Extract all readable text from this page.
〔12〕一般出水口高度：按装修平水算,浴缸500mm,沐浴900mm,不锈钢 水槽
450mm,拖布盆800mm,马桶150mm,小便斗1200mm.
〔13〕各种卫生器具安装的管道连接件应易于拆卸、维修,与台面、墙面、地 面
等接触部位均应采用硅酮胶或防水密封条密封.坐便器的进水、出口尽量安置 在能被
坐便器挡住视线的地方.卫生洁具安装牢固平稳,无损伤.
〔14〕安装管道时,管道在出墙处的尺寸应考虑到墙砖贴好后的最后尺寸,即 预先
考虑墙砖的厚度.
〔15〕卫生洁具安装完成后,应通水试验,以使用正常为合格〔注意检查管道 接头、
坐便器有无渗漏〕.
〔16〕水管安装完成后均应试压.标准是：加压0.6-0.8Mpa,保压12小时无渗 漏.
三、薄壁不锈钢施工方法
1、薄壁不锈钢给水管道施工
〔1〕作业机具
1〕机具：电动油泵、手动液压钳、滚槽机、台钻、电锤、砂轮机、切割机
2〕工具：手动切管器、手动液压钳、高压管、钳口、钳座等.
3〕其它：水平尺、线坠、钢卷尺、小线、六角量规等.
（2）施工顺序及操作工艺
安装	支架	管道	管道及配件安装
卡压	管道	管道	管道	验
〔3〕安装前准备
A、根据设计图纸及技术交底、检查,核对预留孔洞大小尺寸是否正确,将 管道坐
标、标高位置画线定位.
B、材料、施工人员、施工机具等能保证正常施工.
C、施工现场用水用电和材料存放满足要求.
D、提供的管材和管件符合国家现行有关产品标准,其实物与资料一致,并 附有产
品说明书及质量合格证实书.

Problem requirements. Every entry must be output again, exactly as written above.

Response to this task.
Extract all readable text from this page.
〔12〕一般出水口高度：按装修平水算,浴缸500mm,沐浴900mm,不锈钢 水槽
450mm,拖布盆800mm,马桶150mm,小便斗1200mm.
〔13〕各种卫生器具安装的管道连接件应易于拆卸、维修,与台面、墙面、地 面
等接触部位均应采用硅酮胶或防水密封条密封.坐便器的进水、出口尽量安置 在能被
坐便器挡住视线的地方.卫生洁具安装牢固平稳,无损伤.
〔14〕安装管道时,管道在出墙处的尺寸应考虑到墙砖贴好后的最后尺寸,即 预先
考虑墙砖的厚度.
〔15〕卫生洁具安装完成后,应通水试验,以使用正常为合格〔注意检查管道 接头、
坐便器有无渗漏〕.
〔16〕水管安装完成后均应试压.标准是：加压0.6-0.8Mpa,保压12小时无渗 漏.
三、薄壁不锈钢施工方法
1、薄壁不锈钢给水管道施工
〔1〕作业机具
1〕机具：电动油泵、手动液压钳、滚槽机、台钻、电锤、砂轮机、切割机
2〕工具：手动切管器、手动液压钳、高压管、钳口、钳座等.
3〕其它：水平尺、线坠、钢卷尺、小线、六角量规等.
（2）施工顺序及操作工艺
安装	支架	管道	管道及配件安装
卡压	管道	管道	管道	验
〔3〕安装前准备
A、根据设计图纸及技术交底、检查,核对预留孔洞大小尺寸是否正确,将 管道坐
标、标高位置画线定位.
B、材料、施工人员、施工机具等能保证正常施工.
C、施工现场用水用电和材料存放满足要求.
D、提供的管材和管件符合国家现行有关产品标准,其实物与资料一致,并 附有产
品说明书及质量合格证实书.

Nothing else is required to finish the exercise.